How to complete this task
Copy the TPCH summary word for word from "TPCH tackles the" to "available for reproducibility.".

Quoted passage
..............................
TPCH: Tensor-interacted Projection and Cooperative Hashing for Multi-view Clustering

TL;DR

TPCH tackles the inefficiency and limited cross-view cooperation of existing large-scale multi-view clustering methods by modeling higher-order interactions through a tensor-interacted projection and cooperative hashing framework. It stacks projection matrices and hash codes into tensors and imposes an enhanced tensor nuclear norm (ETNN) via t-SVD to promote low-rank, robust representations in both the projection and Hamming spaces. The approach yields more compact, discriminative hash codes and improved clustering performance across five large-scale datasets, with substantial CPU-time savings compared to state-of-the-art methods. This enables scalable, robust multi-view clustering suitable for big data applications, with code available for reproducibility.
..............................
Information shown
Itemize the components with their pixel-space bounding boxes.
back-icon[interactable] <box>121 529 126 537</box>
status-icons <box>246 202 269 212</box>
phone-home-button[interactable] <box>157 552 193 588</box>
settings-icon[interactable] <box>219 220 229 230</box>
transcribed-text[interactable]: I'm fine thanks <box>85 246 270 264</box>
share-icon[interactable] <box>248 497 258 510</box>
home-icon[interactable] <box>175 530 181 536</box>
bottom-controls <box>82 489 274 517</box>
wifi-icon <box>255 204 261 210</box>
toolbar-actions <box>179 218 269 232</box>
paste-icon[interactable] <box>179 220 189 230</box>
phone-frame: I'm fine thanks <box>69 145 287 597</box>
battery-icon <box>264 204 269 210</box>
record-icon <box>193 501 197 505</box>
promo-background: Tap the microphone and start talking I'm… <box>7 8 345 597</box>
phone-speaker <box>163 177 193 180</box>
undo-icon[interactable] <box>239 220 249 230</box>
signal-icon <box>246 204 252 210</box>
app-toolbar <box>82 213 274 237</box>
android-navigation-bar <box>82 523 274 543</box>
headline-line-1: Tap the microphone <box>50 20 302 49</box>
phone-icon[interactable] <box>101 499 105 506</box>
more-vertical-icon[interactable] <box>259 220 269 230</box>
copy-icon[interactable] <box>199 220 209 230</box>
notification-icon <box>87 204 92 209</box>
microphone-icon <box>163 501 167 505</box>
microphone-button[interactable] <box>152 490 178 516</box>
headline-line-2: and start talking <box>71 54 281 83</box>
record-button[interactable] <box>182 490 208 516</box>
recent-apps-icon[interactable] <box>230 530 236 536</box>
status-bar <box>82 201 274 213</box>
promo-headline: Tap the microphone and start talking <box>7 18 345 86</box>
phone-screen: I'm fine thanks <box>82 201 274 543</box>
..............................
The completed task
TPCH tackles the inefficiency and limited cross-view cooperation of existing large-scale multi-view clustering methods by modeling higher-order interactions through a tensor-interacted projection and cooperative hashing framework. It stacks projection matrices and hash codes into tensors and imposes an enhanced tensor nuclear norm (ETNN) via t-SVD to promote low-rank, robust representations in both the projection and Hamming spaces. The approach yields more compact, discriminative hash codes and improved clustering performance across five large-scale datasets, with substantial CPU-time savings compared to state-of-the-art methods. This enables scalable, robust multi-view clustering suitable for big data applications, with code available for reproducibility.